Work required: Transcribe the data in full and exactly, omitting any pictures.
━━ Provided entries ━━
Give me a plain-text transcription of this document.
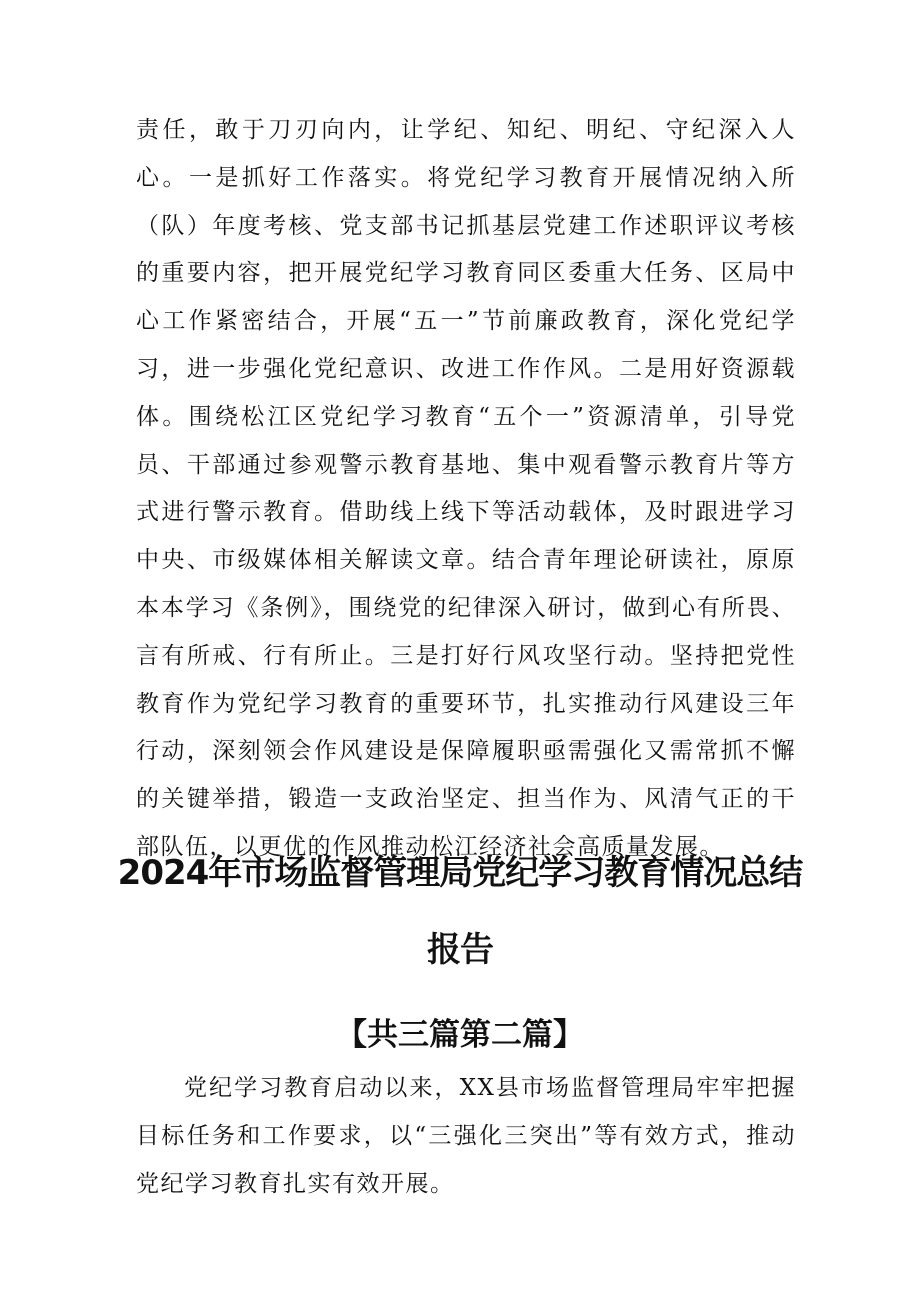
责任，敢于刀刃向内，让学纪、知纪、明纪、守纪深入人心。一是抓好工作落实。将党纪学习教育开展情况纳入所（队）年度考核、党支部书记抓基层党建工作述职评议考核的重要内容，把开展党纪学习教育同区委重大任务、区局中心工作紧密结合，开展“五一”节前廉政教育，深化党纪学习，进一步强化党纪意识、改进工作作风。二是用好资源载体。围绕松江区党纪学习教育“五个一”资源清单，引导党员、干部通过参观警示教育基地、集中观看警示教育片等方式进行警示教育。借助线上线下等活动载体，及时跟进学习中央、市级媒体相关解读文章。结合青年理论研读社，原原本本学习《条例》，围绕党的纪律深入研讨，做到心有所畏、言有所戒、行有所止。三是打好行风攻坚行动。坚持把党性教育作为党纪学习教育的重要环节，扎实推动行风建设三年行动，深刻领会作风建设是保障履职亟需强化又需常抓不懈的关键举措，锻造一支政治坚定、担当作为、风清气正的干部队伍，以更优的作风推动松江经济社会高质量发展。

2024年市场监督管理局党纪学习教育情况总结
报告
【共三篇第二篇】

党纪学习教育启动以来，XX县市场监督管理局牢牢把握目标任务和工作要求，以“三强化三突出”等有效方式，推动党纪学习教育扎实有效开展。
━━━
Solution below:
Give me a plain-text transcription of this document.
责任，敢于刀刃向内，让学纪、知纪、明纪、守纪深入人心。一是抓好工作落实。将党纪学习教育开展情况纳入所（队）年度考核、党支部书记抓基层党建工作述职评议考核的重要内容，把开展党纪学习教育同区委重大任务、区局中心工作紧密结合，开展“五一”节前廉政教育，深化党纪学习，进一步强化党纪意识、改进工作作风。二是用好资源载体。围绕松江区党纪学习教育“五个一”资源清单，引导党员、干部通过参观警示教育基地、集中观看警示教育片等方式进行警示教育。借助线上线下等活动载体，及时跟进学习中央、市级媒体相关解读文章。结合青年理论研读社，原原本本学习《条例》，围绕党的纪律深入研讨，做到心有所畏、言有所戒、行有所止。三是打好行风攻坚行动。坚持把党性教育作为党纪学习教育的重要环节，扎实推动行风建设三年行动，深刻领会作风建设是保障履职亟需强化又需常抓不懈的关键举措，锻造一支政治坚定、担当作为、风清气正的干部队伍，以更优的作风推动松江经济社会高质量发展。

2024年市场监督管理局党纪学习教育情况总结
报告
【共三篇第二篇】

党纪学习教育启动以来，XX县市场监督管理局牢牢把握目标任务和工作要求，以“三强化三突出”等有效方式，推动党纪学习教育扎实有效开展。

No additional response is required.